Extract the records word for word from the start up to and including the line with "319, 429, 331]".

--------------------------------------------------

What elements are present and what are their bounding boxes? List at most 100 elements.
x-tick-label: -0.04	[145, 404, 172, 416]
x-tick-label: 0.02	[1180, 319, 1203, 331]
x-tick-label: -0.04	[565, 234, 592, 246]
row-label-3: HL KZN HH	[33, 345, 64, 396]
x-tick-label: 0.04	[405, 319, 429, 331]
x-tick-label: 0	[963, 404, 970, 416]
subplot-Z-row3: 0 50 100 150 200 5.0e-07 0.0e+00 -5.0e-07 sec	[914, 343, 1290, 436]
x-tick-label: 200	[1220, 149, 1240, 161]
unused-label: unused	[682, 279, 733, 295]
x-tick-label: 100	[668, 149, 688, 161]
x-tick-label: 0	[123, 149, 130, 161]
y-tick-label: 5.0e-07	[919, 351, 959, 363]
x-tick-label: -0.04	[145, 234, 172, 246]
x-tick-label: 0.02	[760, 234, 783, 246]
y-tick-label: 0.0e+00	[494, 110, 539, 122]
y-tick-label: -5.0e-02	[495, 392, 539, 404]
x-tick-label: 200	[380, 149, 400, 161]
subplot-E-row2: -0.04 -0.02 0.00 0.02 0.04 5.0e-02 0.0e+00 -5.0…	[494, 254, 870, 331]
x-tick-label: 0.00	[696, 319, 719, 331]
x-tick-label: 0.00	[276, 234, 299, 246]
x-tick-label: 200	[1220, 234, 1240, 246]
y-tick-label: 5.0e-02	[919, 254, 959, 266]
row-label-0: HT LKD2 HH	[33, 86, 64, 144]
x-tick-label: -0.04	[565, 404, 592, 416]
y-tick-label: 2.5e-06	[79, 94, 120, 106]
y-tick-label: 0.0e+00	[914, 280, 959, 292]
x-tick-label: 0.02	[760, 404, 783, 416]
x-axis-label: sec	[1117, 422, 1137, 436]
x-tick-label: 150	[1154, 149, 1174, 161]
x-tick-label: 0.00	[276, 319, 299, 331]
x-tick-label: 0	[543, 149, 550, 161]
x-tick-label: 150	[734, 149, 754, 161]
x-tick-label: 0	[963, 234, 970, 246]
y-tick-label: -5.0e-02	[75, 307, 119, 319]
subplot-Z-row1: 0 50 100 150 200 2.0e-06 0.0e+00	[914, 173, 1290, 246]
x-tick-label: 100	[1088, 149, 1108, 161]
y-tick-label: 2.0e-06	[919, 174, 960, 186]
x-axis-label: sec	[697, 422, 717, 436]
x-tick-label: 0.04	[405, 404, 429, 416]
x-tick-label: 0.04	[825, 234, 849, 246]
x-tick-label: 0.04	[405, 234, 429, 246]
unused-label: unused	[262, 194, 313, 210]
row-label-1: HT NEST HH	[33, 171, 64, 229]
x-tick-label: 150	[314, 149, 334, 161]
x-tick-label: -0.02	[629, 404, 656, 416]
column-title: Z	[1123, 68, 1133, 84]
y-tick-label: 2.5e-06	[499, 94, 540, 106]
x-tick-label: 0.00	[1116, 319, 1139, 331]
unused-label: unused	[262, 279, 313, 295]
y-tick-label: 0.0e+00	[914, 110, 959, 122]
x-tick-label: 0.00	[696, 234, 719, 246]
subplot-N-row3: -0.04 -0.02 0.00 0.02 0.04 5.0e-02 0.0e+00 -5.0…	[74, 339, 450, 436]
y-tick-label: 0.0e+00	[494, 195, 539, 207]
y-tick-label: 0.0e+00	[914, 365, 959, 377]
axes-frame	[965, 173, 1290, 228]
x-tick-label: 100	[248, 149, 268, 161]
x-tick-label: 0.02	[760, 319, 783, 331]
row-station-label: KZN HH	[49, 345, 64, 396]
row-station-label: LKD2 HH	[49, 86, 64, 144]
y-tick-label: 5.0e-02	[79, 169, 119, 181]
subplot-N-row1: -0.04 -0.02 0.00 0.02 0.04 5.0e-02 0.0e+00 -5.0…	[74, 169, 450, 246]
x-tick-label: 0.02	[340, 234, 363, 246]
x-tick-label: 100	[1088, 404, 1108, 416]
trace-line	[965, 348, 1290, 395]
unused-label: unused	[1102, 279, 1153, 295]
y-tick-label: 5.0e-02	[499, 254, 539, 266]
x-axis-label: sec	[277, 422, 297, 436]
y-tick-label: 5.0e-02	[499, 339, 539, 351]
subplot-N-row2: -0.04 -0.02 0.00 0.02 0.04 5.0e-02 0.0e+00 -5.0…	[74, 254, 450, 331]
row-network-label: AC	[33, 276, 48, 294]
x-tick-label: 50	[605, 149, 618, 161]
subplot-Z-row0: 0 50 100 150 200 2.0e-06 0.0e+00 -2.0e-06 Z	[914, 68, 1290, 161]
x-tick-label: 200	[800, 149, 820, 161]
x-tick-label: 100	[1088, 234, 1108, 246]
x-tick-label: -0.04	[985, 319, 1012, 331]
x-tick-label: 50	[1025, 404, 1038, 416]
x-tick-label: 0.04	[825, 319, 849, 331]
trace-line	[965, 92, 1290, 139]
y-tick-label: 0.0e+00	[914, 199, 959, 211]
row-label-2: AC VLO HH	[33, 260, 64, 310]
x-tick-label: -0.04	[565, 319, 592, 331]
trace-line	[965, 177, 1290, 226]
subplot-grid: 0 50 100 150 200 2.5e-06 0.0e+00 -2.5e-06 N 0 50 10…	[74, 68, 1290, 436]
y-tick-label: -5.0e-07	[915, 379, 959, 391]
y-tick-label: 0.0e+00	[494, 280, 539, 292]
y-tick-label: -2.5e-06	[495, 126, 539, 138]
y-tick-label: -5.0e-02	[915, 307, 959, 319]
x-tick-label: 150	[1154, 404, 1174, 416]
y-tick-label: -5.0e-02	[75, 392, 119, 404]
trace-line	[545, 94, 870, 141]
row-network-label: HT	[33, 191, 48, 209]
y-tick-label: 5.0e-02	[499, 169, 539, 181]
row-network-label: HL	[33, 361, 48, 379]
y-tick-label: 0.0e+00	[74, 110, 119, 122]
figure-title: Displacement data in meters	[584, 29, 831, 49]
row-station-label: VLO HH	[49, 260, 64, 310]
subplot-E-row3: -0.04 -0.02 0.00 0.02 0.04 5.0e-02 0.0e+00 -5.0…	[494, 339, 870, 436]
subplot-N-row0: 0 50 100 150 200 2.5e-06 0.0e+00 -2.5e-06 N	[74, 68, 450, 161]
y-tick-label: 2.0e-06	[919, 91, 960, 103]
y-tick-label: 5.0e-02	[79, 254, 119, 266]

--------------------------------------------------

# THE ANSWER:
What elements are present and what are their bounding boxes? List at most 100 elements.
x-tick-label: -0.04	[145, 404, 172, 416]
x-tick-label: 0.02	[1180, 319, 1203, 331]
x-tick-label: -0.04	[565, 234, 592, 246]
row-label-3: HL KZN HH	[33, 345, 64, 396]
x-tick-label: 0.04	[405, 319, 429, 331]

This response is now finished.